WHAT IS REQUIRED »
Every line holding the string "Photometric" should be gathered.

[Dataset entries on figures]
· · ·

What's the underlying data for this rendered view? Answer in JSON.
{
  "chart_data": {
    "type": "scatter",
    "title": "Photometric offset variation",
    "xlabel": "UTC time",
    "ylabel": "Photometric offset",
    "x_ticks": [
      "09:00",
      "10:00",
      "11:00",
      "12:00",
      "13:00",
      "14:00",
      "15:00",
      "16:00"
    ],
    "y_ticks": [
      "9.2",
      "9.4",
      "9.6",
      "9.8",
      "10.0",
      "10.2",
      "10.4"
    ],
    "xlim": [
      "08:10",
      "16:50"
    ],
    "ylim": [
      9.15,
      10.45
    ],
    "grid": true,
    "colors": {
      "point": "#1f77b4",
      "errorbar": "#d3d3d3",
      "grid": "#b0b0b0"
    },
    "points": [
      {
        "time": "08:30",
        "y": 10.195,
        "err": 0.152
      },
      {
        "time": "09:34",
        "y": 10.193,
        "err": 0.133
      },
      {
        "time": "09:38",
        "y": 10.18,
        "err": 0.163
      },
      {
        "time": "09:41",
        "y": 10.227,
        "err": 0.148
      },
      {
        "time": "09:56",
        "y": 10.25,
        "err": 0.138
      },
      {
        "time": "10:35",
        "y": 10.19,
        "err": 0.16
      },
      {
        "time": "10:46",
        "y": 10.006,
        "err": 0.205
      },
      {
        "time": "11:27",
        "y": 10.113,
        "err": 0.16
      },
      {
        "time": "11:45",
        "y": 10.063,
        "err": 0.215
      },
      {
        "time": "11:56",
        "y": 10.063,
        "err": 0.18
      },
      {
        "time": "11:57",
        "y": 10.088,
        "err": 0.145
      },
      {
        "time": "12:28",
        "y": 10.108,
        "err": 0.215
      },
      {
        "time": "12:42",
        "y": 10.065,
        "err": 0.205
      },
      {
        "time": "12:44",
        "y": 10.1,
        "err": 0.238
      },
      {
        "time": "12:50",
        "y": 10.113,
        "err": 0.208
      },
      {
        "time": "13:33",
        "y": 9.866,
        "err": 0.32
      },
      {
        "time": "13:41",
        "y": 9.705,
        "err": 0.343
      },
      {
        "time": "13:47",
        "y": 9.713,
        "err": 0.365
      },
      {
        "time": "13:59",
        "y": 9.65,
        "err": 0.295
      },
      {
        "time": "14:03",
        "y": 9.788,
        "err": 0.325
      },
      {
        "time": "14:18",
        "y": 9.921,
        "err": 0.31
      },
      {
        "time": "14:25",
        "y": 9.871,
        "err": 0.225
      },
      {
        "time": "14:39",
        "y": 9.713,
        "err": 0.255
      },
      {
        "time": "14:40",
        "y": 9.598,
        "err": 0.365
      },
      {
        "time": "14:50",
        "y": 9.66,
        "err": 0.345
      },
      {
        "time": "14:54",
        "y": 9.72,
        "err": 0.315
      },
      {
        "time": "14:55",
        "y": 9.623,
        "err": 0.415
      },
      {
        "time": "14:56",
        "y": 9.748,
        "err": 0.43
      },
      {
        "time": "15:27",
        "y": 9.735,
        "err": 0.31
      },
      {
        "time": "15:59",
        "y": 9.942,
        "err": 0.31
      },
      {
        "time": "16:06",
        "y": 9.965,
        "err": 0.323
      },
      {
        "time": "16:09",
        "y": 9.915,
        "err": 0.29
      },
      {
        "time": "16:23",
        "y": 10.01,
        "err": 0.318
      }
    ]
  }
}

· · ·

WRITTEN REPLY »
    "title": "Photometric offset variation",
    "ylabel": "Photometric offset",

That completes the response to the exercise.